Exercise brief
Return all entries precisely as they stand, without the images.

---------- Records provided

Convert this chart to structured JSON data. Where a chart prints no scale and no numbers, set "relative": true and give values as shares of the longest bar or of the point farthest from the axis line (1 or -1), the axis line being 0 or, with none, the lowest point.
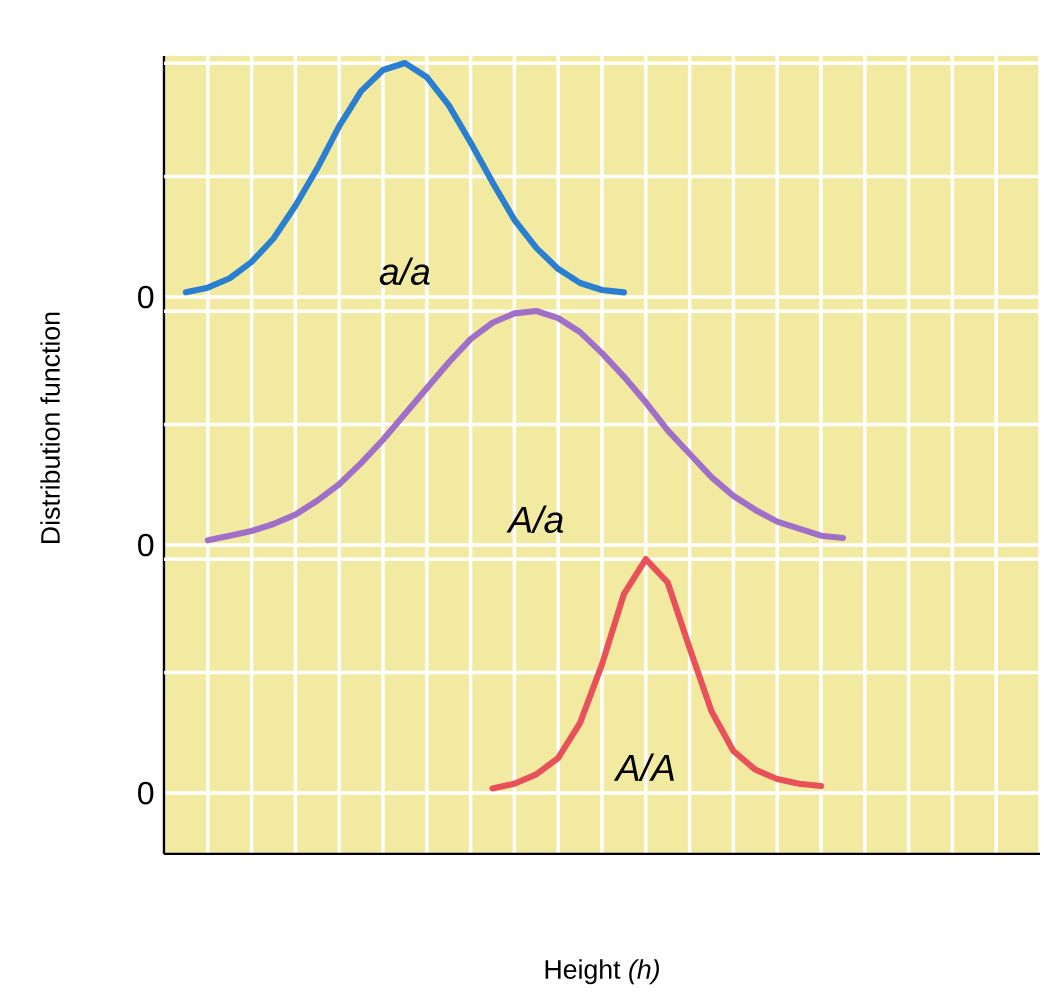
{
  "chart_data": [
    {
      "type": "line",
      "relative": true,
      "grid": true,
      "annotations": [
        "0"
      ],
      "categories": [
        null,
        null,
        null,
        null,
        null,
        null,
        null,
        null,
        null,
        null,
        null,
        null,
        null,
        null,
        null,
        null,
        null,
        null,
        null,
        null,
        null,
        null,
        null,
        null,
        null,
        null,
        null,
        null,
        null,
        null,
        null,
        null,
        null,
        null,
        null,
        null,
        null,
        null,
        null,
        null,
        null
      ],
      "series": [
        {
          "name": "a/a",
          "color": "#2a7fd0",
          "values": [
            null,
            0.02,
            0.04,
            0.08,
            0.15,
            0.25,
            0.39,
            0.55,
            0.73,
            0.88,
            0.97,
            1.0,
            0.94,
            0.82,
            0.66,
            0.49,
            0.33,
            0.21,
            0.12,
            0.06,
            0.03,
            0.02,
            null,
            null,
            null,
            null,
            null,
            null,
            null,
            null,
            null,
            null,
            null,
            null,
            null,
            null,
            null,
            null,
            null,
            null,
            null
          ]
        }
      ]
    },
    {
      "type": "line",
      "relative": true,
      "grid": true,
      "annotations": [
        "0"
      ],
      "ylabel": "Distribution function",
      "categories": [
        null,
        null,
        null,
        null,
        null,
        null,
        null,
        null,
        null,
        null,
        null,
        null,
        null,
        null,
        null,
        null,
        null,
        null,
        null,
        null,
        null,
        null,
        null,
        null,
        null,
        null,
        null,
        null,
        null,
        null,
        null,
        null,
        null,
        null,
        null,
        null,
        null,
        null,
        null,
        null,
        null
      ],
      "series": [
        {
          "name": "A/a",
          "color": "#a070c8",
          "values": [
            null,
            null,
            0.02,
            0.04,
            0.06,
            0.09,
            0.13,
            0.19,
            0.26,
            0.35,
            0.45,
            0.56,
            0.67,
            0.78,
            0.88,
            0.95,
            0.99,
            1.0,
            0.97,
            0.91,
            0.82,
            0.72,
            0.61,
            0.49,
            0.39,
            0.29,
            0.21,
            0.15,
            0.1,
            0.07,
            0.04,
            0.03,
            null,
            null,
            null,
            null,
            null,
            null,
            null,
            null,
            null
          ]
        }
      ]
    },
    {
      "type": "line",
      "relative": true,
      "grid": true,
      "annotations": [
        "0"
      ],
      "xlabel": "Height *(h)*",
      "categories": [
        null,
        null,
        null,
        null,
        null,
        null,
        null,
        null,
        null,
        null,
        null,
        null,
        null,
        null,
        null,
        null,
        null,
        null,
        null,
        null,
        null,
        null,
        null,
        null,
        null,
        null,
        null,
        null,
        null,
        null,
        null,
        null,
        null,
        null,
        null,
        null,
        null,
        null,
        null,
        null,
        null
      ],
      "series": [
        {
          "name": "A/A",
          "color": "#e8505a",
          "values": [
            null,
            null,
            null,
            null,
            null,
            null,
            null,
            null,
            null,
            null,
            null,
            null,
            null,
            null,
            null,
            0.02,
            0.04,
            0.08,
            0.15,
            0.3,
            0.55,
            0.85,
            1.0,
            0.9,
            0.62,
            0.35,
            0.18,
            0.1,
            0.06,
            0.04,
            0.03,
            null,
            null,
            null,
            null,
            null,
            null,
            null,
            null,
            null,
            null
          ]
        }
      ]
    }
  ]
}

--------------------

Solution to this problem
Convert this chart to structured JSON data. Where a chart prints no scale and no numbers, set "relative": true and give values as shares of the longest bar or of the point farthest from the axis line (1 or -1), the axis line being 0 or, with none, the lowest point.
{
  "chart_data": [
    {
      "type": "line",
      "relative": true,
      "grid": true,
      "annotations": [
        "0"
      ],
      "categories": [
        null,
        null,
        null,
        null,
        null,
        null,
        null,
        null,
        null,
        null,
        null,
        null,
        null,
        null,
        null,
        null,
        null,
        null,
        null,
        null,
        null,
        null,
        null,
        null,
        null,
        null,
        null,
        null,
        null,
        null,
        null,
        null,
        null,
        null,
        null,
        null,
        null,
        null,
        null,
        null,
        null
      ],
      "series": [
        {
          "name": "a/a",
          "color": "#2a7fd0",
          "values": [
            null,
            0.02,
            0.04,
            0.08,
            0.15,
            0.25,
            0.39,
            0.55,
            0.73,
            0.88,
            0.97,
            1.0,
            0.94,
            0.82,
            0.66,
            0.49,
            0.33,
            0.21,
            0.12,
            0.06,
            0.03,
            0.02,
            null,
            null,
            null,
            null,
            null,
            null,
            null,
            null,
            null,
            null,
            null,
            null,
            null,
            null,
            null,
            null,
            null,
            null,
            null
          ]
        }
      ]
    },
    {
      "type": "line",
      "relative": true,
      "grid": true,
      "annotations": [
        "0"
      ],
      "ylabel": "Distribution function",
      "categories": [
        null,
        null,
        null,
        null,
        null,
        null,
        null,
        null,
        null,
        null,
        null,
        null,
        null,
        null,
        null,
        null,
        null,
        null,
        null,
        null,
        null,
        null,
        null,
        null,
        null,
        null,
        null,
        null,
        null,
        null,
        null,
        null,
        null,
        null,
        null,
        null,
        null,
        null,
        null,
        null,
        null
      ],
      "series": [
        {
          "name": "A/a",
          "color": "#a070c8",
          "values": [
            null,
            null,
            0.02,
            0.04,
            0.06,
            0.09,
            0.13,
            0.19,
            0.26,
            0.35,
            0.45,
            0.56,
            0.67,
            0.78,
            0.88,
            0.95,
            0.99,
            1.0,
            0.97,
            0.91,
            0.82,
            0.72,
            0.61,
            0.49,
            0.39,
            0.29,
            0.21,
            0.15,
            0.1,
            0.07,
            0.04,
            0.03,
            null,
            null,
            null,
            null,
            null,
            null,
            null,
            null,
            null
          ]
        }
      ]
    },
    {
      "type": "line",
      "relative": true,
      "grid": true,
      "annotations": [
        "0"
      ],
      "xlabel": "Height *(h)*",
      "categories": [
        null,
        null,
        null,
        null,
        null,
        null,
        null,
        null,
        null,
        null,
        null,
        null,
        null,
        null,
        null,
        null,
        null,
        null,
        null,
        null,
        null,
        null,
        null,
        null,
        null,
        null,
        null,
        null,
        null,
        null,
        null,
        null,
        null,
        null,
        null,
        null,
        null,
        null,
        null,
        null,
        null
      ],
      "series": [
        {
          "name": "A/A",
          "color": "#e8505a",
          "values": [
            null,
            null,
            null,
            null,
            null,
            null,
            null,
            null,
            null,
            null,
            null,
            null,
            null,
            null,
            null,
            0.02,
            0.04,
            0.08,
            0.15,
            0.3,
            0.55,
            0.85,
            1.0,
            0.9,
            0.62,
            0.35,
            0.18,
            0.1,
            0.06,
            0.04,
            0.03,
            null,
            null,
            null,
            null,
            null,
            null,
            null,
            null,
            null,
            null
          ]
        }
      ]
    }
  ]
}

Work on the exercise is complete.